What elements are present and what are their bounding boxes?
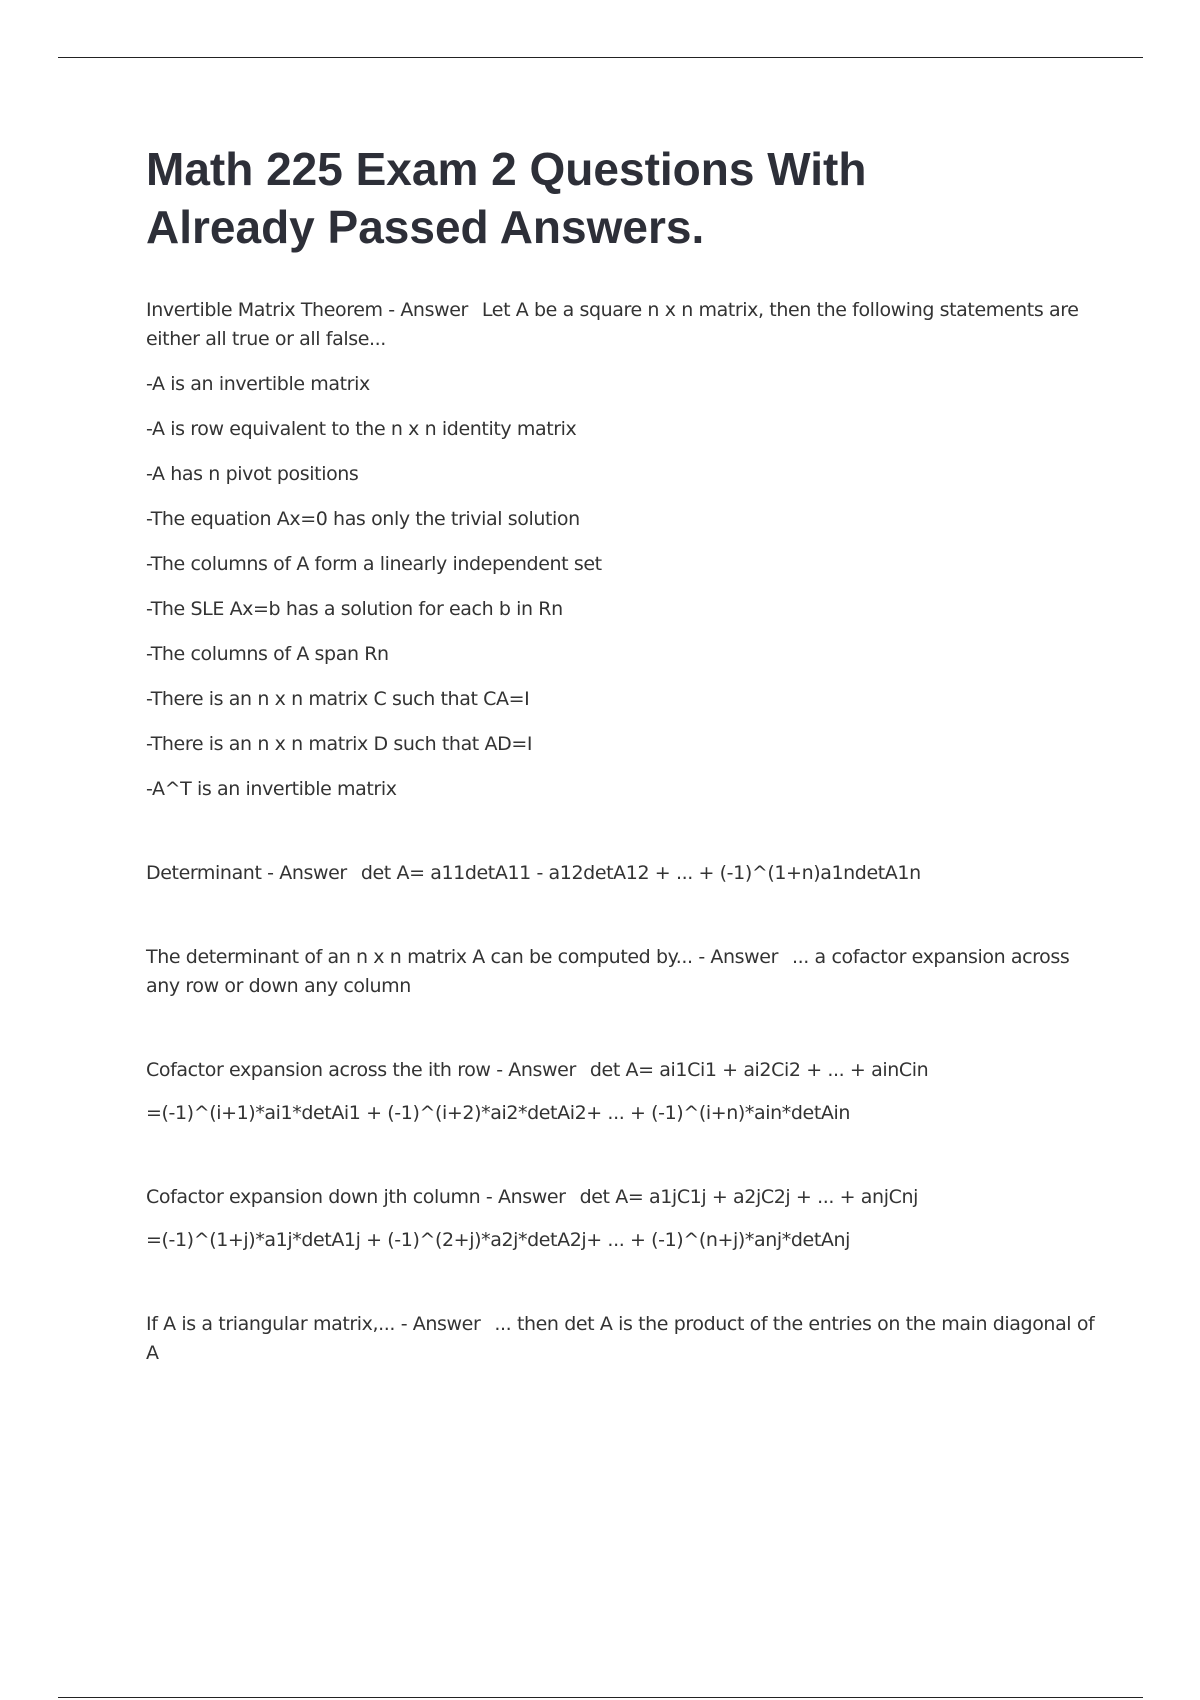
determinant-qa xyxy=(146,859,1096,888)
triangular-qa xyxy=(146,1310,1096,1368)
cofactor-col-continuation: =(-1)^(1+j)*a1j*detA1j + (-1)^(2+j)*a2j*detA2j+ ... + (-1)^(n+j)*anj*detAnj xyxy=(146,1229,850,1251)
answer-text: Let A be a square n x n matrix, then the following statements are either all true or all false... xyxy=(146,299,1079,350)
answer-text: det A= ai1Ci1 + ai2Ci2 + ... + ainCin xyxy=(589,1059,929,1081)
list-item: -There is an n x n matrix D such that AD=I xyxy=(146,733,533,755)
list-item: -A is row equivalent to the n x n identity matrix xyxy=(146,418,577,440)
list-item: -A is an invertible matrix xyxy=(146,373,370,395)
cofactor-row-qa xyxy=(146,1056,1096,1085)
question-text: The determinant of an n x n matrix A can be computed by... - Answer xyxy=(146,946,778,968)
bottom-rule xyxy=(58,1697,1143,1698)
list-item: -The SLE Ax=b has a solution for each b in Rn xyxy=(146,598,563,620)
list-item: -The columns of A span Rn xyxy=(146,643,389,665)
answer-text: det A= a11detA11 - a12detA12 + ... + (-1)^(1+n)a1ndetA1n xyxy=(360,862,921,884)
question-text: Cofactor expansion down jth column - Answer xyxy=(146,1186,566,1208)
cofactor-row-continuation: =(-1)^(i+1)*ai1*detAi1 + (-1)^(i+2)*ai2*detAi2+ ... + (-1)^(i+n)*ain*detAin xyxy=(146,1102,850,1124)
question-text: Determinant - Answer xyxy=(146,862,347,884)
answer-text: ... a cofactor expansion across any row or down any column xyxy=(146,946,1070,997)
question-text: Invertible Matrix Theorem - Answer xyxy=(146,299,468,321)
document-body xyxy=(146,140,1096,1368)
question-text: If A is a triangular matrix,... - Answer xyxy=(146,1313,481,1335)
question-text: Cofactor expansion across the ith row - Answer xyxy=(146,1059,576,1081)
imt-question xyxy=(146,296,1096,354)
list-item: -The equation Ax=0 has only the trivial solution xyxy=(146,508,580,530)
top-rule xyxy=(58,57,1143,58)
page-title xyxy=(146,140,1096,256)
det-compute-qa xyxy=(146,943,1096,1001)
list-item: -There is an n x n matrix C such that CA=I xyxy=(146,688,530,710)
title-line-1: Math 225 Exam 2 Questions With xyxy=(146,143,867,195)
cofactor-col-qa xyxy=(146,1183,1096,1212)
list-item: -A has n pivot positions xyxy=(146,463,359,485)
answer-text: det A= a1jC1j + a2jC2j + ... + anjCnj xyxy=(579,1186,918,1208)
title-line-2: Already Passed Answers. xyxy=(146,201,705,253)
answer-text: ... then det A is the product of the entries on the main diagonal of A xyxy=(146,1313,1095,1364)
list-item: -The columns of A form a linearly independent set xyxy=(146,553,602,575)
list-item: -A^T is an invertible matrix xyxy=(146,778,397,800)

^^^^^^^^^^^^^^^^

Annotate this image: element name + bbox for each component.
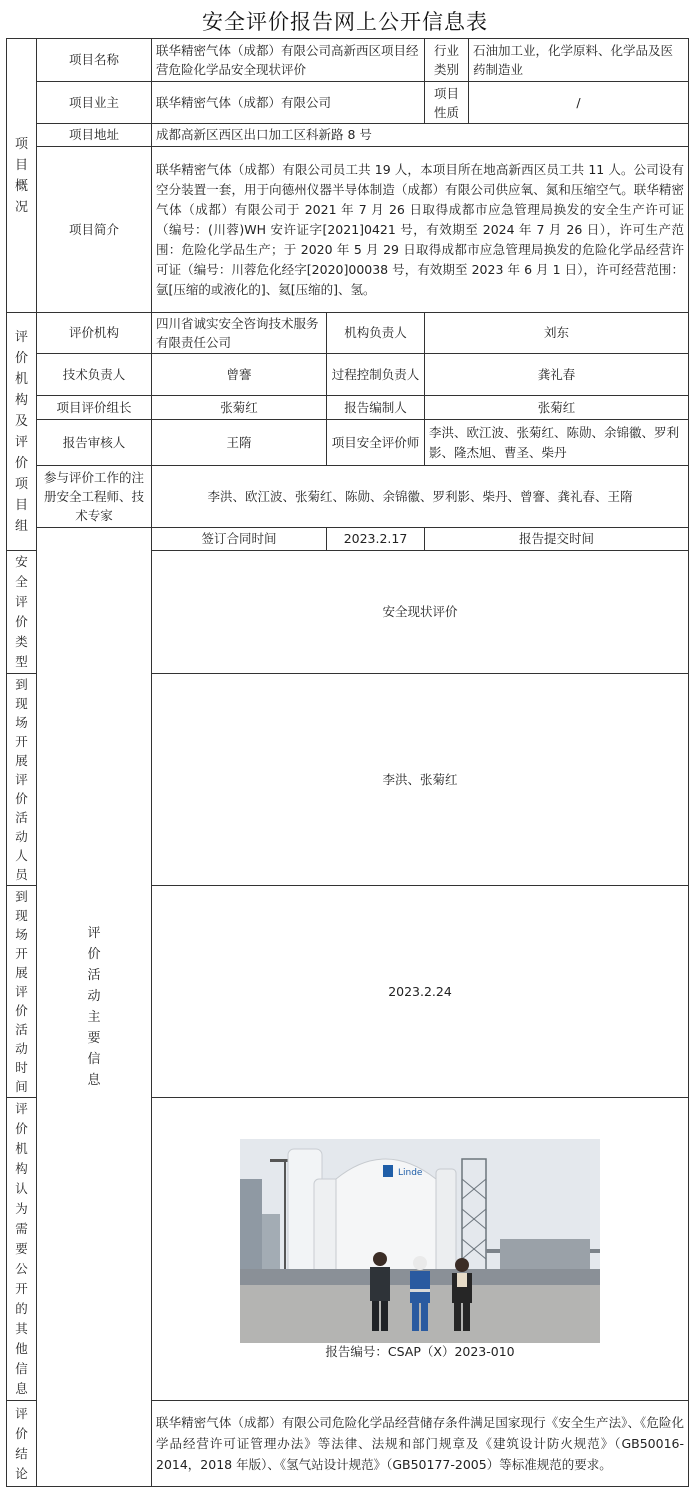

^^^^^^^^^^^^^^^^

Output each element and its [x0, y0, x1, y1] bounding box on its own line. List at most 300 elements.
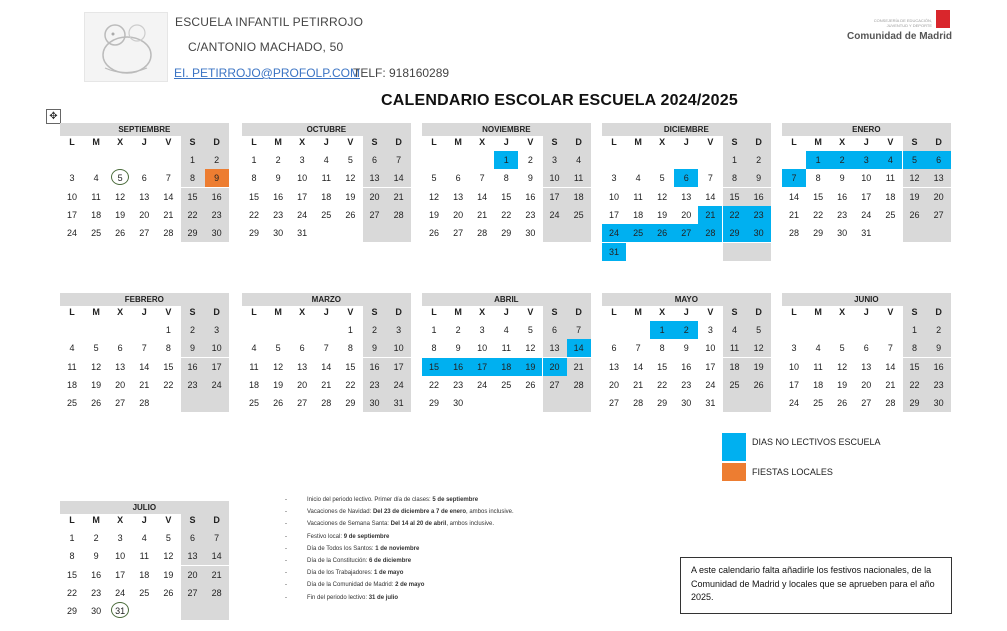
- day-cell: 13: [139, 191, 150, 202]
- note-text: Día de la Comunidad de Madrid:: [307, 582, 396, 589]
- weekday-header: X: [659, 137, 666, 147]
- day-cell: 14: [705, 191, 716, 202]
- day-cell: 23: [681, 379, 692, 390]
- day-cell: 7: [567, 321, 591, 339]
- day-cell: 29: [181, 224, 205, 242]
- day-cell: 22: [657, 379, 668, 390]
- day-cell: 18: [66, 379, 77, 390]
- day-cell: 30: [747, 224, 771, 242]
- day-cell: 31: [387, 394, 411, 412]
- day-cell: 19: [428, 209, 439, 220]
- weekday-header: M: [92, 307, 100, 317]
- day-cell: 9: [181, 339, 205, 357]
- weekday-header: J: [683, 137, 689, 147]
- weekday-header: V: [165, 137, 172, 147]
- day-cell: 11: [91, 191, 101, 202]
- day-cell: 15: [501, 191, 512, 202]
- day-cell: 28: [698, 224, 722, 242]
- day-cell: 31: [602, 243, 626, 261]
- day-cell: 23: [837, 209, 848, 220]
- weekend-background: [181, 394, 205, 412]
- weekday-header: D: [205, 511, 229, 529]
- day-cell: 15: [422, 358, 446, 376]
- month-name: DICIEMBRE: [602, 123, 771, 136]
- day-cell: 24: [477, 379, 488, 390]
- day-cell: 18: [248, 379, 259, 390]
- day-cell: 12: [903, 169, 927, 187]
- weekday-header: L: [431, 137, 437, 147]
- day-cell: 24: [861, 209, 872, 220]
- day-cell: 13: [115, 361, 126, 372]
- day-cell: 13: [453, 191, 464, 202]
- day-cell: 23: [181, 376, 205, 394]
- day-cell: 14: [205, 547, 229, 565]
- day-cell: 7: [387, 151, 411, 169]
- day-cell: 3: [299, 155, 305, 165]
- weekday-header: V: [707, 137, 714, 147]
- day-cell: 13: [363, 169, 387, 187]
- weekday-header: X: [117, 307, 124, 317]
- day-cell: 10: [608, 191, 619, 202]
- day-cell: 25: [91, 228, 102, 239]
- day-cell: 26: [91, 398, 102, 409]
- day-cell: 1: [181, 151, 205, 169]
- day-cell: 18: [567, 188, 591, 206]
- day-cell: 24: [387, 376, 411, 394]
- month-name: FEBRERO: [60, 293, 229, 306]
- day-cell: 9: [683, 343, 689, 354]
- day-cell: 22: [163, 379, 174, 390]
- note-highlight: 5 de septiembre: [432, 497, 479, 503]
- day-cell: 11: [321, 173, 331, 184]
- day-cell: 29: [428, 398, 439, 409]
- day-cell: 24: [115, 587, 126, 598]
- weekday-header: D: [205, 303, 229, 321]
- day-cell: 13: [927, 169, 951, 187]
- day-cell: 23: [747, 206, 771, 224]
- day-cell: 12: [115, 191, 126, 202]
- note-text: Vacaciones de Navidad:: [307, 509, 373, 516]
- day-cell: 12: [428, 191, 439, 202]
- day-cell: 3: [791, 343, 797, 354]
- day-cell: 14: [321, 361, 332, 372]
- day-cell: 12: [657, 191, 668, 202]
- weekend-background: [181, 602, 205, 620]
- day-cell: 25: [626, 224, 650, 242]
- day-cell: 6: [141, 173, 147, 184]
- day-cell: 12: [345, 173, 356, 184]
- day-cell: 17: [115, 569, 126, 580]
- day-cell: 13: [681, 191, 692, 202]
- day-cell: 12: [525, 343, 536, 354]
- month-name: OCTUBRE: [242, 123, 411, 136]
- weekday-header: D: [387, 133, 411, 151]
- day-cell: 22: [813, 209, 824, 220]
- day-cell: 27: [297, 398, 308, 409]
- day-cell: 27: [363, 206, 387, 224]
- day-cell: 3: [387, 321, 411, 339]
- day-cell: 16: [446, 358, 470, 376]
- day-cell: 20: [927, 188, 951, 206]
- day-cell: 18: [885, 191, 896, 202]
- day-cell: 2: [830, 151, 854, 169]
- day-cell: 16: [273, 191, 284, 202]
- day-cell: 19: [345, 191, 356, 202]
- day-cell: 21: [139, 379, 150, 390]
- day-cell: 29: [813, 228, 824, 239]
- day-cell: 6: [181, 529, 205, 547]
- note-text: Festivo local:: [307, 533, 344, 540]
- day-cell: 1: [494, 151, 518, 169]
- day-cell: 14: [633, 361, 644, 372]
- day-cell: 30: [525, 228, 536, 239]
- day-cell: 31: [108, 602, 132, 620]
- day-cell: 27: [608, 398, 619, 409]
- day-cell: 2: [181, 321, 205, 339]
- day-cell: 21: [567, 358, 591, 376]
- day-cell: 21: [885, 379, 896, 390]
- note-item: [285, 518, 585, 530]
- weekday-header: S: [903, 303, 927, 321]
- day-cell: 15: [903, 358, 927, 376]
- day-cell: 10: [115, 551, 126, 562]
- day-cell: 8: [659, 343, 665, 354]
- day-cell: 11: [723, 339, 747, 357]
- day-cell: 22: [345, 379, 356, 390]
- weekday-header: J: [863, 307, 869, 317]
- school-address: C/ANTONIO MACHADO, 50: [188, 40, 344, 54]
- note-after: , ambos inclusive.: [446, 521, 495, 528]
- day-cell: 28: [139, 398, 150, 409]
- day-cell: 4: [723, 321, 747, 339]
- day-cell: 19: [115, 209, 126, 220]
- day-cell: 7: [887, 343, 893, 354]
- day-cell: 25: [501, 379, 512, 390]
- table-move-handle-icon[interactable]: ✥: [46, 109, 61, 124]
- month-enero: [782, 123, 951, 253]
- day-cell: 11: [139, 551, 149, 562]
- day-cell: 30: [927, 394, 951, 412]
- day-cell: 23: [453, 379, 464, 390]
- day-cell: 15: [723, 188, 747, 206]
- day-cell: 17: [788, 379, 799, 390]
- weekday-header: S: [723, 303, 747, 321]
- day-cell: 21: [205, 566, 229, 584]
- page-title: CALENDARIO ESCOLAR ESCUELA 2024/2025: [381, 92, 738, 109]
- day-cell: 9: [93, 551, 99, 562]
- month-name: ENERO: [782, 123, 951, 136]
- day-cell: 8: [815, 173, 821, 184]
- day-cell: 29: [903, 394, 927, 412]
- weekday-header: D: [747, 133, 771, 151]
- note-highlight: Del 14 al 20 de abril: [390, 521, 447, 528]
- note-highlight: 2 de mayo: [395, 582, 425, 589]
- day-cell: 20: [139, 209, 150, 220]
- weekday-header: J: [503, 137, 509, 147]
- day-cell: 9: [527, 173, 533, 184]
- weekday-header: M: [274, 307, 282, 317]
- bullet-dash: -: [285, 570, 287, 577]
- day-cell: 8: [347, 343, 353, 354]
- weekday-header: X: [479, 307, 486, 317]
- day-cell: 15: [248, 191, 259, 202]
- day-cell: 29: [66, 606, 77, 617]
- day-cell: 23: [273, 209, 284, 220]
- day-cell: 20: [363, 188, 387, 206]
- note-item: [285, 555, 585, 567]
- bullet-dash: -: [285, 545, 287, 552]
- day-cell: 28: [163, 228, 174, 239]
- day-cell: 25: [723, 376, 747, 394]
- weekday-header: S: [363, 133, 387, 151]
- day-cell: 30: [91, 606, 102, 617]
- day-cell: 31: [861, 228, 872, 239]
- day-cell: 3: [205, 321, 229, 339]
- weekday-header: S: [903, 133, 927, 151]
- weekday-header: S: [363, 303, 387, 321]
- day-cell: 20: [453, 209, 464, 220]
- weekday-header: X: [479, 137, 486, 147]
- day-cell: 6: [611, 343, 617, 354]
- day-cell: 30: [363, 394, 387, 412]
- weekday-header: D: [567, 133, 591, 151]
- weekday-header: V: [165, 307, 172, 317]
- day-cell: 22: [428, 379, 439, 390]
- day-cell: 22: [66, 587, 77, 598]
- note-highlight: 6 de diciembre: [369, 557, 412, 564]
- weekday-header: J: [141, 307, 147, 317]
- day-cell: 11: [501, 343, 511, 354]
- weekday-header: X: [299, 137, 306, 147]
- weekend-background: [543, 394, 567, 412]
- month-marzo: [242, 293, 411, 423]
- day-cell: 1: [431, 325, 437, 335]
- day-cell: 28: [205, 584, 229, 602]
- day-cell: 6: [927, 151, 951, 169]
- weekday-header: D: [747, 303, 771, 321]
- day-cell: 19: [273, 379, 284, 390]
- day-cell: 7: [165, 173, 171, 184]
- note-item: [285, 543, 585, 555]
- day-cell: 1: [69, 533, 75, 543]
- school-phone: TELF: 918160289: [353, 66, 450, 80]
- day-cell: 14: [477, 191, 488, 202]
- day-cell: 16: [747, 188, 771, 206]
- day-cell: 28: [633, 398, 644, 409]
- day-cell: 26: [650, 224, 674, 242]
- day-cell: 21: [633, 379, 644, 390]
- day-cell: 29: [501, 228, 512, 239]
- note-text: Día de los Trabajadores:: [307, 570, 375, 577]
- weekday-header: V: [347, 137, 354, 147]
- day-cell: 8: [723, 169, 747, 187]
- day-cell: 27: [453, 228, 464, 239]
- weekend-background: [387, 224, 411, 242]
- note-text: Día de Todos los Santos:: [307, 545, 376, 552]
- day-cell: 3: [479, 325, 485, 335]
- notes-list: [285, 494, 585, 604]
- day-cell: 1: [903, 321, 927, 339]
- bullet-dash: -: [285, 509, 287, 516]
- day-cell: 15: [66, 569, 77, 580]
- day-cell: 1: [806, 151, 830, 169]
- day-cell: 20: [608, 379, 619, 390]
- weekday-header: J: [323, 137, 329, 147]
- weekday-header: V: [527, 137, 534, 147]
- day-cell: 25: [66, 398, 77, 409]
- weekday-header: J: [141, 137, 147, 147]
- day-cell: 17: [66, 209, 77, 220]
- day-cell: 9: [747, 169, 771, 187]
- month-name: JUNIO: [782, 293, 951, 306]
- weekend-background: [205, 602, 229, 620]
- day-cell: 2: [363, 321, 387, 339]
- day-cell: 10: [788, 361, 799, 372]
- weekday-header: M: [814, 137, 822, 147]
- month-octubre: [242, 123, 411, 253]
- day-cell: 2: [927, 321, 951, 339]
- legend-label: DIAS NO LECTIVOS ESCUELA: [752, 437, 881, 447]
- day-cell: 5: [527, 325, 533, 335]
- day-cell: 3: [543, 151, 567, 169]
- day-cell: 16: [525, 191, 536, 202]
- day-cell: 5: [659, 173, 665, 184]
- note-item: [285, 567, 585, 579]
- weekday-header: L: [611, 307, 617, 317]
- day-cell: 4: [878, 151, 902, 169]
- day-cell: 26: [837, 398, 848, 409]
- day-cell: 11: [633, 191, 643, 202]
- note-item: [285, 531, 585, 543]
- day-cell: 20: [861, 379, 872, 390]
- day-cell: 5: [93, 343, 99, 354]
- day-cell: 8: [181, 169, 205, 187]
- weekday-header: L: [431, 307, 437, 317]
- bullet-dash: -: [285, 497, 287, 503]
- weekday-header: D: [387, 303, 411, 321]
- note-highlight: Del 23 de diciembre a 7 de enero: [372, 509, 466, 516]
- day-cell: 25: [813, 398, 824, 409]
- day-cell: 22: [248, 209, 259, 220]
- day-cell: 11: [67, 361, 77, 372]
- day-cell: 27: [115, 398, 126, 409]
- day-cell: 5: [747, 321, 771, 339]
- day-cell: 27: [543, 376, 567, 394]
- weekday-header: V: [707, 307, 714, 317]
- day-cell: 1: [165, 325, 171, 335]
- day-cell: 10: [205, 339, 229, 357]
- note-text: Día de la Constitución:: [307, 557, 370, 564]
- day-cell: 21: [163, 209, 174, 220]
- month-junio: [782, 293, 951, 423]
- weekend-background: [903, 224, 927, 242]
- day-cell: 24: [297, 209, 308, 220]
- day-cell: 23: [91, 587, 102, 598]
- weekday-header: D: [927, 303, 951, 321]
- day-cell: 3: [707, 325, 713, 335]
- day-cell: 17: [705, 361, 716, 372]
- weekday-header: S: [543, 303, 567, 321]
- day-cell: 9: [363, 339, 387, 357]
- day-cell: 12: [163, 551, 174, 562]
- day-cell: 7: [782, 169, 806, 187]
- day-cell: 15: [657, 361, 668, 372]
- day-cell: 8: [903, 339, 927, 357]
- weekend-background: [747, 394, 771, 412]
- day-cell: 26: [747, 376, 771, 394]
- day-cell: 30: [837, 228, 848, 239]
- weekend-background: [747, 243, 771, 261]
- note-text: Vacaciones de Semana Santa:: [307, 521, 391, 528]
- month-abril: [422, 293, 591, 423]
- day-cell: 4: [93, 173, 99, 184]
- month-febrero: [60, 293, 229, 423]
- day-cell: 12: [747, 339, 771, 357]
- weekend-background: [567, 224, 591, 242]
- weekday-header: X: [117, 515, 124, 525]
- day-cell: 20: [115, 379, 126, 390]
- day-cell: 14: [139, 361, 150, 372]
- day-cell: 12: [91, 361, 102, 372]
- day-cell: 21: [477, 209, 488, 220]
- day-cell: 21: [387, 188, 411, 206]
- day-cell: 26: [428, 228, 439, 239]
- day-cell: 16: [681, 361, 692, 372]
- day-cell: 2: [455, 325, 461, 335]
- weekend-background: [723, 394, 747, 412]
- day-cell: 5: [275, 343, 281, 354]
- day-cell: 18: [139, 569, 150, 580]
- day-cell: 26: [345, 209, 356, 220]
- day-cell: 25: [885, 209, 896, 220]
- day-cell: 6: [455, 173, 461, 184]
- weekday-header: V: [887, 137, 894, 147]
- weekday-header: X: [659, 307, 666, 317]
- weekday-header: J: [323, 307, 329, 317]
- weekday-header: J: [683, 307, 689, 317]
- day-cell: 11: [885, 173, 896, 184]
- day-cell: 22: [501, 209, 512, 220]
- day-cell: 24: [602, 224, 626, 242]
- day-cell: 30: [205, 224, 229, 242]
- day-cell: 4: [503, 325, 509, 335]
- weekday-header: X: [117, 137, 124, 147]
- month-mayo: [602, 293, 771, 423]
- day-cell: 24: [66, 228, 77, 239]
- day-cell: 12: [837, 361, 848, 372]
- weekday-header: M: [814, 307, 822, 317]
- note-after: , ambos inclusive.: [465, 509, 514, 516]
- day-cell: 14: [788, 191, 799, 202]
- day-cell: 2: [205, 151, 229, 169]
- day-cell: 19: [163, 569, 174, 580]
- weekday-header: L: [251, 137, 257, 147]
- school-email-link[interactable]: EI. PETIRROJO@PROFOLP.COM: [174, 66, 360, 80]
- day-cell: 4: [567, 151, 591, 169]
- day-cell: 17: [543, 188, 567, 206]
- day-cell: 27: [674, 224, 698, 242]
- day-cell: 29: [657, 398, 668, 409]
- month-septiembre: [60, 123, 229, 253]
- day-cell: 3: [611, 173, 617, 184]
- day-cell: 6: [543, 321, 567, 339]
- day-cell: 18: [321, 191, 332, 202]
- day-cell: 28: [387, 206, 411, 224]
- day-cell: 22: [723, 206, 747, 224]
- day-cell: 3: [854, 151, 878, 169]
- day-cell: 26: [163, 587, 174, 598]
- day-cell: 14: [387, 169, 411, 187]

^^^^^^^^^^^^^^^^

Present the data from the line with "What elements are" through the line with "document-body xyxy=(146,140,1096,1368)", both included, as a Markdown table with the columns Row and Line. Leave out blank lines and the pictures.

| Row | Line |
|---|---|
| 1 | What elements are present and what are their bounding boxes? |
| 2 | determinant-qa xyxy=(146,859,1096,888) |
| 3 | triangular-qa xyxy=(146,1310,1096,1368) |
| 4 | cofactor-col-continuation: =(-1)^(1+j)*a1j*detA1j + (-1)^(2+j)*a2j*detA2j+ ... + (-1)^(n+j)*anj*detAnj xyxy=(146,1229,850,1251) |
| 5 | answer-text: Let A be a square n x n matrix, then the following statements are either all true or all false... xyxy=(146,299,1079,350) |
| 6 | answer-text: det A= ai1Ci1 + ai2Ci2 + ... + ainCin xyxy=(589,1059,929,1081) |
| 7 | list-item: -There is an n x n matrix D such that AD=I xyxy=(146,733,533,755) |
| 8 | list-item: -A is row equivalent to the n x n identity matrix xyxy=(146,418,577,440) |
| 9 | list-item: -A is an invertible matrix xyxy=(146,373,370,395) |
| 10 | cofactor-row-qa xyxy=(146,1056,1096,1085) |
| 11 | question-text: The determinant of an n x n matrix A can be computed by... - Answer xyxy=(146,946,778,968) |
| 12 | bottom-rule xyxy=(58,1697,1143,1698) |
| 13 | list-item: -The SLE Ax=b has a solution for each b in Rn xyxy=(146,598,563,620) |
| 14 | list-item: -The columns of A span Rn xyxy=(146,643,389,665) |
| 15 | answer-text: det A= a11detA11 - a12detA12 + ... + (-1)^(1+n)a1ndetA1n xyxy=(360,862,921,884) |
| 16 | question-text: Cofactor expansion down jth column - Answer xyxy=(146,1186,566,1208) |
| 17 | cofactor-row-continuation: =(-1)^(i+1)*ai1*detAi1 + (-1)^(i+2)*ai2*detAi2+ ... + (-1)^(i+n)*ain*detAin xyxy=(146,1102,850,1124) |
| 18 | question-text: Determinant - Answer xyxy=(146,862,347,884) |
| 19 | answer-text: ... a cofactor expansion across any row or down any column xyxy=(146,946,1070,997) |
| 20 | question-text: Invertible Matrix Theorem - Answer xyxy=(146,299,468,321) |
| 21 | document-body xyxy=(146,140,1096,1368) |